### Given request
Output the material below unchanged, apart from leaving out the pictures.

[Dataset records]
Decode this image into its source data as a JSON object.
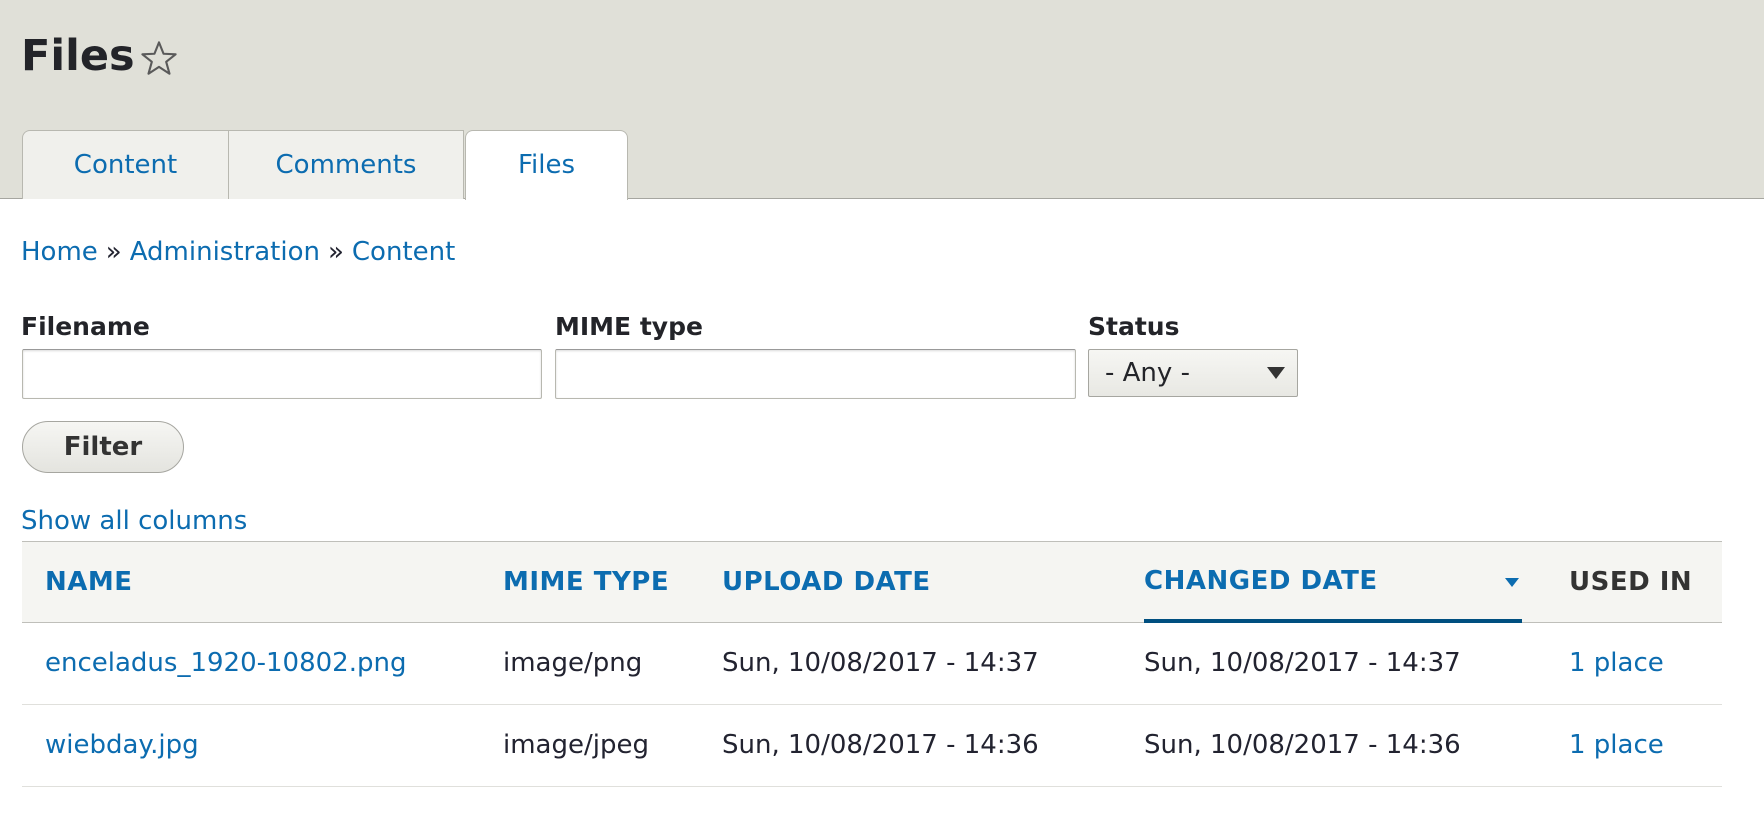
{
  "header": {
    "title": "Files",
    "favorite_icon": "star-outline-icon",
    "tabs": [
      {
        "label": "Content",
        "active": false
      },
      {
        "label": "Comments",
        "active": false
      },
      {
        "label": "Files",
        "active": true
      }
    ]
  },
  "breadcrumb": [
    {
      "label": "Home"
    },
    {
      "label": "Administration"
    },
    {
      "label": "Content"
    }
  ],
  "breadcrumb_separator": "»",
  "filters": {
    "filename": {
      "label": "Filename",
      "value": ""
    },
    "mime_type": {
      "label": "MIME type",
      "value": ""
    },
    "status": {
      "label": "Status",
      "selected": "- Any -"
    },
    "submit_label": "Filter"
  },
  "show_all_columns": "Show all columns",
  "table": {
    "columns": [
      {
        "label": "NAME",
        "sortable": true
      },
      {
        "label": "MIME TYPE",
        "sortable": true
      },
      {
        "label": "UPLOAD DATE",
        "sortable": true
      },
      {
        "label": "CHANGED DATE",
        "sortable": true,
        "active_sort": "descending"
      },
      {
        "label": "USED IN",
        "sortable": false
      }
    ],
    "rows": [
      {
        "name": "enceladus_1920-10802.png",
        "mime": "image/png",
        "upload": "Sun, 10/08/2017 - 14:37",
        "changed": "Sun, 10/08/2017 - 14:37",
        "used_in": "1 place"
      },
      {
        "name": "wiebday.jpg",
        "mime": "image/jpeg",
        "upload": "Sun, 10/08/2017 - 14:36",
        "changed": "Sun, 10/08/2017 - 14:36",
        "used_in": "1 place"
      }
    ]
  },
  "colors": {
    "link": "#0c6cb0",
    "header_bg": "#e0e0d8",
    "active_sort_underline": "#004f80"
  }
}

### Response
Decode this image into its source data as a JSON object.
{
  "header": {
    "title": "Files",
    "favorite_icon": "star-outline-icon",
    "tabs": [
      {
        "label": "Content",
        "active": false
      },
      {
        "label": "Comments",
        "active": false
      },
      {
        "label": "Files",
        "active": true
      }
    ]
  },
  "breadcrumb": [
    {
      "label": "Home"
    },
    {
      "label": "Administration"
    },
    {
      "label": "Content"
    }
  ],
  "breadcrumb_separator": "»",
  "filters": {
    "filename": {
      "label": "Filename",
      "value": ""
    },
    "mime_type": {
      "label": "MIME type",
      "value": ""
    },
    "status": {
      "label": "Status",
      "selected": "- Any -"
    },
    "submit_label": "Filter"
  },
  "show_all_columns": "Show all columns",
  "table": {
    "columns": [
      {
        "label": "NAME",
        "sortable": true
      },
      {
        "label": "MIME TYPE",
        "sortable": true
      },
      {
        "label": "UPLOAD DATE",
        "sortable": true
      },
      {
        "label": "CHANGED DATE",
        "sortable": true,
        "active_sort": "descending"
      },
      {
        "label": "USED IN",
        "sortable": false
      }
    ],
    "rows": [
      {
        "name": "enceladus_1920-10802.png",
        "mime": "image/png",
        "upload": "Sun, 10/08/2017 - 14:37",
        "changed": "Sun, 10/08/2017 - 14:37",
        "used_in": "1 place"
      },
      {
        "name": "wiebday.jpg",
        "mime": "image/jpeg",
        "upload": "Sun, 10/08/2017 - 14:36",
        "changed": "Sun, 10/08/2017 - 14:36",
        "used_in": "1 place"
      }
    ]
  },
  "colors": {
    "link": "#0c6cb0",
    "header_bg": "#e0e0d8",
    "active_sort_underline": "#004f80"
  }
}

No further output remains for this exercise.